Search the data below for the string "race". Extract every line that contains it.

· · · · · · ·

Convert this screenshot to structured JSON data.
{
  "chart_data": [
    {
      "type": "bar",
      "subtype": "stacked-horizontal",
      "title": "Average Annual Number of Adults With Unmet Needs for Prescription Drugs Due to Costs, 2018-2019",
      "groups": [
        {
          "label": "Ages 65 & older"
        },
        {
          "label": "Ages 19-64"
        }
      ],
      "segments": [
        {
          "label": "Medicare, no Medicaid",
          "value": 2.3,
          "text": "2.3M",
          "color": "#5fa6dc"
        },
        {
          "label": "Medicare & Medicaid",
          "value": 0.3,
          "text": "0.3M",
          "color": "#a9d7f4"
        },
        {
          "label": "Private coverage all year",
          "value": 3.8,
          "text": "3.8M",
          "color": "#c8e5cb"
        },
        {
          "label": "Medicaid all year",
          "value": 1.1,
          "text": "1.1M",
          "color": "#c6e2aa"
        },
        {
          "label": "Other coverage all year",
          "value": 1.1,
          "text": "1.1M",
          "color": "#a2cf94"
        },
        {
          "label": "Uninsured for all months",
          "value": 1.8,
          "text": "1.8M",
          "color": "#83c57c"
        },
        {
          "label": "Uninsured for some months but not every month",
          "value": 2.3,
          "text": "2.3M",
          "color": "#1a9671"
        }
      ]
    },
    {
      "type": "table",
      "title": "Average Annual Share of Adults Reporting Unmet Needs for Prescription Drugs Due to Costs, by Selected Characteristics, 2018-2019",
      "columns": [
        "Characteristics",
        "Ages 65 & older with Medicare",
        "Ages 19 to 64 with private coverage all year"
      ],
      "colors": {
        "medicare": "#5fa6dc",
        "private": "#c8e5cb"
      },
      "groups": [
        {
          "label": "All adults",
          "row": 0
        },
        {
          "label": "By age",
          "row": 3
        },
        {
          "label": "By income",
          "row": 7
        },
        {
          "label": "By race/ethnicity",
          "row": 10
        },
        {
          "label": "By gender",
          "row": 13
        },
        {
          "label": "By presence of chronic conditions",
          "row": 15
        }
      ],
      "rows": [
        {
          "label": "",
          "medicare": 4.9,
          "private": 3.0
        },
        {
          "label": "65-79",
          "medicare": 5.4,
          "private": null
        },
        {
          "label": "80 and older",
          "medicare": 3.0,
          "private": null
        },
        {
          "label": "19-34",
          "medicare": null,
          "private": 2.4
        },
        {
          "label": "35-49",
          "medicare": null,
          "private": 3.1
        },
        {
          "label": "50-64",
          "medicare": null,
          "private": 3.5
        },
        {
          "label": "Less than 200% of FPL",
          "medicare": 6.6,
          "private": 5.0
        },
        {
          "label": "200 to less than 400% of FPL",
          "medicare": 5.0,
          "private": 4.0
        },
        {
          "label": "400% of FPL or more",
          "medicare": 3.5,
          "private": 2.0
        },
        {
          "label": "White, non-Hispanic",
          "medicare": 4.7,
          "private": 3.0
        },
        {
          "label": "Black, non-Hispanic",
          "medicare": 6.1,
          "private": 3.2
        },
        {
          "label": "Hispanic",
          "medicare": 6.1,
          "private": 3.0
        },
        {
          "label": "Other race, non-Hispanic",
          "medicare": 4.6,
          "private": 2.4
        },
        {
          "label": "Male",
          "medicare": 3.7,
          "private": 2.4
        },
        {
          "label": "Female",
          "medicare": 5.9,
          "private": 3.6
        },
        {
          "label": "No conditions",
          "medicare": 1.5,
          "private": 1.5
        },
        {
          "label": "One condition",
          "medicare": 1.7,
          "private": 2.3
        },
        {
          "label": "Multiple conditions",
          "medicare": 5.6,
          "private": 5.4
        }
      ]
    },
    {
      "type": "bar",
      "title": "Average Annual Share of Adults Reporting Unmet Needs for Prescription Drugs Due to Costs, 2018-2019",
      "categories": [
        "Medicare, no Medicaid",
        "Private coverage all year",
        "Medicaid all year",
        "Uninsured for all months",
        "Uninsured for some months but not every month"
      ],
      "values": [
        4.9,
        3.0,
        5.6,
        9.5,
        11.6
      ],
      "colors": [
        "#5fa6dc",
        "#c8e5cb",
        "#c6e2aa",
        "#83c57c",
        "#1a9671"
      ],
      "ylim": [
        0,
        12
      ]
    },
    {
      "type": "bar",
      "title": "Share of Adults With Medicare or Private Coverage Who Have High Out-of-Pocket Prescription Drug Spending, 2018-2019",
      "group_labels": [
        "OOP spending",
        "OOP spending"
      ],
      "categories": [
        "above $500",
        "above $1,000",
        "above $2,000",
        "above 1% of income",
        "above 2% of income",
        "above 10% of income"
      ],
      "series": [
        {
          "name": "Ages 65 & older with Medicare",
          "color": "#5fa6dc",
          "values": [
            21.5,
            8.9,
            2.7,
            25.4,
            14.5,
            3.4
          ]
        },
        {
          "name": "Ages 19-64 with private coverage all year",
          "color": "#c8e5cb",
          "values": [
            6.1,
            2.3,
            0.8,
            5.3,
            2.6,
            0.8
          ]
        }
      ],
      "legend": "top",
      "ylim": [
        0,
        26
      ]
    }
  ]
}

· · · · · · ·

» **Solution to the problem**:
          "label": "By race/ethnicity",
          "label": "Other race, non-Hispanic",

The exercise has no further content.